Return all of the data exactly, with nothing left out but the pictures.

— start of Materials provided —

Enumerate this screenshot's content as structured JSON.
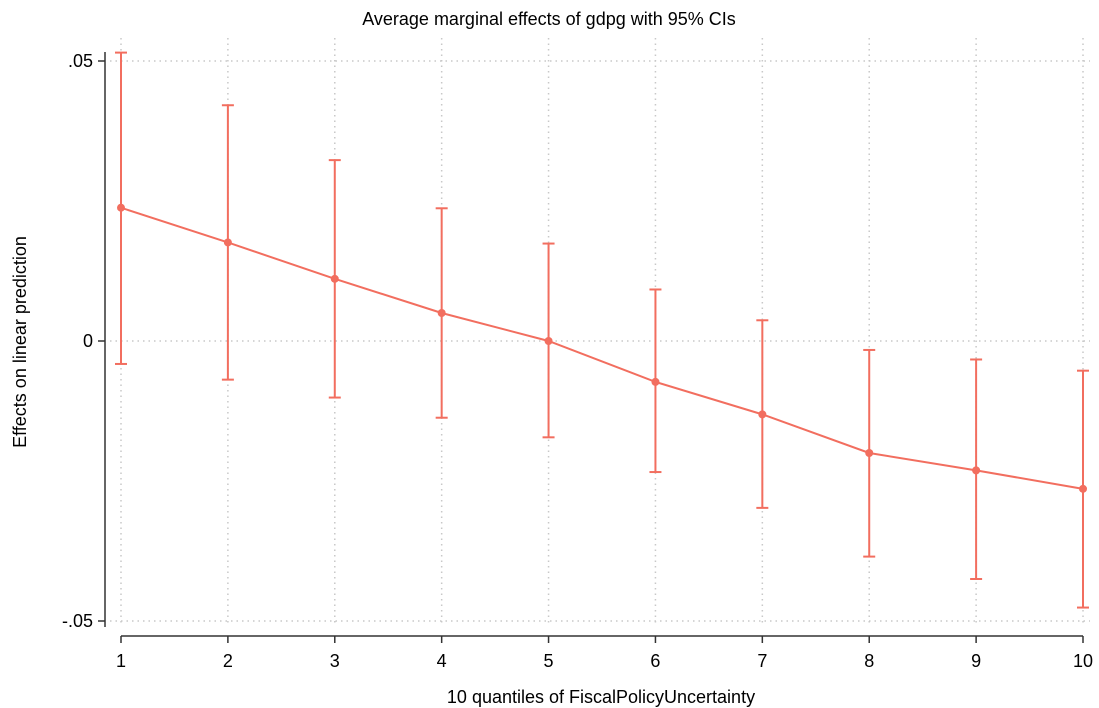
{
  "chart_data": {
    "type": "line",
    "title": "Average marginal effects of gdpg with 95% CIs",
    "xlabel": "10 quantiles of FiscalPolicyUncertainty",
    "ylabel": "Effects on linear prediction",
    "x": [
      1,
      2,
      3,
      4,
      5,
      6,
      7,
      8,
      9,
      10
    ],
    "xticks": [
      1,
      2,
      3,
      4,
      5,
      6,
      7,
      8,
      9,
      10
    ],
    "xtick_labels": [
      "1",
      "2",
      "3",
      "4",
      "5",
      "6",
      "7",
      "8",
      "9",
      "10"
    ],
    "yticks": [
      -0.05,
      0,
      0.05
    ],
    "ytick_labels": [
      "-.05",
      "0",
      ".05"
    ],
    "ylim": [
      -0.05,
      0.05
    ],
    "xlim": [
      1,
      10
    ],
    "grid": true,
    "legend": "none",
    "series": [
      {
        "values": [
          0.0238,
          0.0176,
          0.0111,
          0.005,
          0.0,
          -0.0073,
          -0.0131,
          -0.02,
          -0.0231,
          -0.0264
        ],
        "ci_lower": [
          -0.0041,
          -0.0069,
          -0.0101,
          -0.0137,
          -0.0172,
          -0.0234,
          -0.0298,
          -0.0385,
          -0.0425,
          -0.0476
        ],
        "ci_upper": [
          0.0515,
          0.0421,
          0.0323,
          0.0237,
          0.0174,
          0.0092,
          0.0037,
          -0.0016,
          -0.0033,
          -0.0053
        ],
        "color": "#f26e5f"
      }
    ]
  }
}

— end of Materials provided —

◆ Right answer ◆
Enumerate this screenshot's content as structured JSON.
{
  "chart_data": {
    "type": "line",
    "title": "Average marginal effects of gdpg with 95% CIs",
    "xlabel": "10 quantiles of FiscalPolicyUncertainty",
    "ylabel": "Effects on linear prediction",
    "x": [
      1,
      2,
      3,
      4,
      5,
      6,
      7,
      8,
      9,
      10
    ],
    "xticks": [
      1,
      2,
      3,
      4,
      5,
      6,
      7,
      8,
      9,
      10
    ],
    "xtick_labels": [
      "1",
      "2",
      "3",
      "4",
      "5",
      "6",
      "7",
      "8",
      "9",
      "10"
    ],
    "yticks": [
      -0.05,
      0,
      0.05
    ],
    "ytick_labels": [
      "-.05",
      "0",
      ".05"
    ],
    "ylim": [
      -0.05,
      0.05
    ],
    "xlim": [
      1,
      10
    ],
    "grid": true,
    "legend": "none",
    "series": [
      {
        "values": [
          0.0238,
          0.0176,
          0.0111,
          0.005,
          0.0,
          -0.0073,
          -0.0131,
          -0.02,
          -0.0231,
          -0.0264
        ],
        "ci_lower": [
          -0.0041,
          -0.0069,
          -0.0101,
          -0.0137,
          -0.0172,
          -0.0234,
          -0.0298,
          -0.0385,
          -0.0425,
          -0.0476
        ],
        "ci_upper": [
          0.0515,
          0.0421,
          0.0323,
          0.0237,
          0.0174,
          0.0092,
          0.0037,
          -0.0016,
          -0.0033,
          -0.0053
        ],
        "color": "#f26e5f"
      }
    ]
  }
}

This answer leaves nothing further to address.